### WRITTEN EXERCISE
Count the lines that include the string "Предоставление", and give only that number.
────────────────────────────────────────
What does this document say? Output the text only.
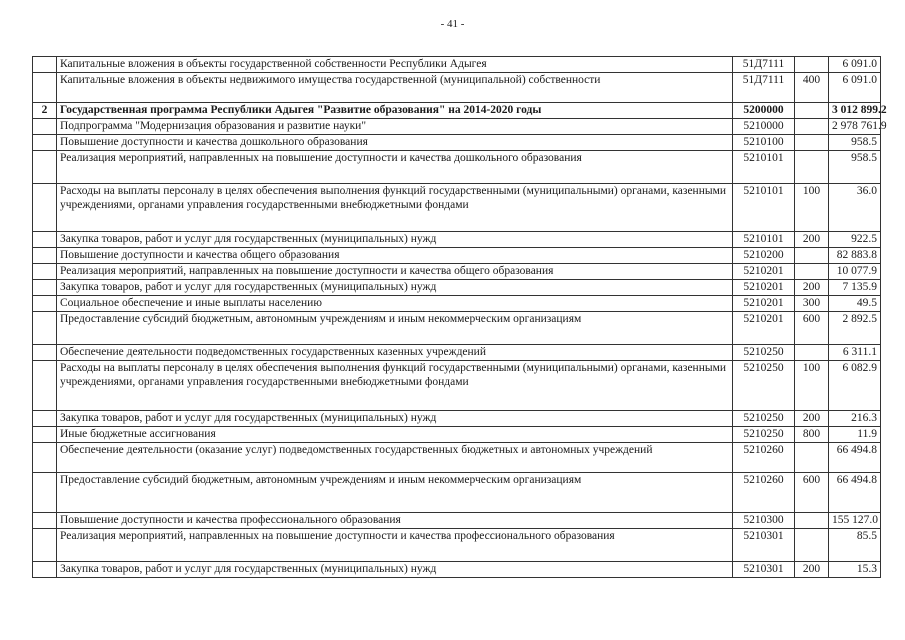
- 41 -
	Капитальные вложения в объекты государственной собственности Республики Адыгея	51Д7111		6 091.0
	Капитальные вложения в объекты недвижимого имущества государственной (муниципальной) собственности	51Д7111	400	6 091.0
2	Государственная программа Республики Адыгея "Развитие образования" на 2014-2020 годы	5200000		3 012 899.2
	Подпрограмма "Модернизация образования и развитие науки"	5210000		2 978 761.9
	Повышение доступности и качества дошкольного образования	5210100		958.5
	Реализация мероприятий, направленных на повышение доступности и качества дошкольного образования	5210101		958.5
	Расходы на выплаты персоналу в целях обеспечения выполнения функций государственными (муниципальными) органами, казенными учреждениями, органами управления государственными внебюджетными фондами	5210101	100	36.0
	Закупка товаров, работ и услуг для государственных (муниципальных) нужд	5210101	200	922.5
	Повышение доступности и качества общего образования	5210200		82 883.8
	Реализация мероприятий, направленных на повышение доступности и качества общего образования	5210201		10 077.9
	Закупка товаров, работ и услуг для государственных (муниципальных) нужд	5210201	200	7 135.9
	Социальное обеспечение и иные выплаты населению	5210201	300	49.5
	Предоставление субсидий бюджетным, автономным учреждениям и иным некоммерческим организациям	5210201	600	2 892.5
	Обеспечение деятельности подведомственных государственных казенных учреждений	5210250		6 311.1
	Расходы на выплаты персоналу в целях обеспечения выполнения функций государственными (муниципальными) органами, казенными учреждениями, органами управления государственными внебюджетными фондами	5210250	100	6 082.9
	Закупка товаров, работ и услуг для государственных (муниципальных) нужд	5210250	200	216.3
	Иные бюджетные ассигнования	5210250	800	11.9
	Обеспечение деятельности (оказание услуг) подведомственных государственных бюджетных и автономных учреждений	5210260		66 494.8
	Предоставление субсидий бюджетным, автономным учреждениям и иным некоммерческим организациям	5210260	600	66 494.8
	Повышение доступности и качества профессионального образования	5210300		155 127.0
	Реализация мероприятий, направленных на повышение доступности и качества профессионального образования	5210301		85.5
	Закупка товаров, работ и услуг для государственных (муниципальных) нужд	5210301	200	15.3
────────────────────────────────────────
### WRITTEN REPLY
2